- Your goal:
Lines containing the string "this" are to be collected in full.

(Dataset records)
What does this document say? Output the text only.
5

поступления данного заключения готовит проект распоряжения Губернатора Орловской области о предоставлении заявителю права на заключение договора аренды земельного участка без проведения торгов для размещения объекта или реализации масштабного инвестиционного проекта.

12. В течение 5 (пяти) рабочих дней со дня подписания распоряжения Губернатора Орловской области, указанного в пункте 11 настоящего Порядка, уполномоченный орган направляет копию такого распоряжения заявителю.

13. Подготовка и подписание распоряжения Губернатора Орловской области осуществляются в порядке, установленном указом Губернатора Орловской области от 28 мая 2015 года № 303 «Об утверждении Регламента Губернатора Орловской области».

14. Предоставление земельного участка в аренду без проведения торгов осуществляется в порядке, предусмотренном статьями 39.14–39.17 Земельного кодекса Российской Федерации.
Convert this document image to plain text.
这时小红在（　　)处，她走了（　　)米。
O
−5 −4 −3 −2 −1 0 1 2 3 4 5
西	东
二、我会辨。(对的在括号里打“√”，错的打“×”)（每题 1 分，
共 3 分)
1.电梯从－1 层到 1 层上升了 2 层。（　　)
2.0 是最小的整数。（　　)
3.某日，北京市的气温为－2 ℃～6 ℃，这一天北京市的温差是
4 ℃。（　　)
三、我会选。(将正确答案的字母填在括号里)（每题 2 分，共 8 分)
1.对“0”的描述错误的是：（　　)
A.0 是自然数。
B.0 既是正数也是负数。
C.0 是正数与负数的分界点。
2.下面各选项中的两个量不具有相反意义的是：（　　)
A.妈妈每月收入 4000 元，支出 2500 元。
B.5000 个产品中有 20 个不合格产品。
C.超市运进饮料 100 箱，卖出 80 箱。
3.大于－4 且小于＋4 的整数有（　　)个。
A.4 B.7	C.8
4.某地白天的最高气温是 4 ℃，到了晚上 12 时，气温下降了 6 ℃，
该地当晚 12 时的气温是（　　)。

- Exercise output:
What does this document say? Output the text only.
Convert this document image to plain text.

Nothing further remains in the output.